:: AIM ::
For each line in the data below that holds "this", return a copy.

[Dataset records]
⁂

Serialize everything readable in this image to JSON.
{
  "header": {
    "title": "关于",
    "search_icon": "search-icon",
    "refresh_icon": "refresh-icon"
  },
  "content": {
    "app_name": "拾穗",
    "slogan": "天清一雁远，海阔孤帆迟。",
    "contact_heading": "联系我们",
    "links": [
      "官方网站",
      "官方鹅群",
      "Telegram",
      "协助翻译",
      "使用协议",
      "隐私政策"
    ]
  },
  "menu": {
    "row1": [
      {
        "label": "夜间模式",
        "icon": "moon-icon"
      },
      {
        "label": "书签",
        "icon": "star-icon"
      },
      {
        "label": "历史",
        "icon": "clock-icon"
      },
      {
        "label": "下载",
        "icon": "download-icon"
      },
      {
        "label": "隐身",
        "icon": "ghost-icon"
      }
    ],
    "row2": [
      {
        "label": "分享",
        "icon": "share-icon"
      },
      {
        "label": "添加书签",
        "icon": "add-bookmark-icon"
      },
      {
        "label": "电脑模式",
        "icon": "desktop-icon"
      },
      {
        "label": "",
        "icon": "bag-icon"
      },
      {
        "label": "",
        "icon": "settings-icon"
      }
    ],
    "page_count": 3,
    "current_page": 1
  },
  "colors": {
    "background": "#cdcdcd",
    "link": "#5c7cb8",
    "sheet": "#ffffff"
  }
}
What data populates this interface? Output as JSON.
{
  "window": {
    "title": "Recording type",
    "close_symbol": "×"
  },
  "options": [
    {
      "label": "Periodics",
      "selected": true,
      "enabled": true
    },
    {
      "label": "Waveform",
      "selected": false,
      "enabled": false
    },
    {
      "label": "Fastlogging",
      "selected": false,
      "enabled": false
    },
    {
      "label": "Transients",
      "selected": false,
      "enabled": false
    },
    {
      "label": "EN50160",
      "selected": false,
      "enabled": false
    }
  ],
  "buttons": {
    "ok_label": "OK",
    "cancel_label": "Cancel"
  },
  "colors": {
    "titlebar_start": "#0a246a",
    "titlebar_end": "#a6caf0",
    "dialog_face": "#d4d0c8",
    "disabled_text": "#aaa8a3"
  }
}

⁂

:: SOLUTION ::
Serialize everything readable in this image to JSON.
What data populates this interface? Output as JSON.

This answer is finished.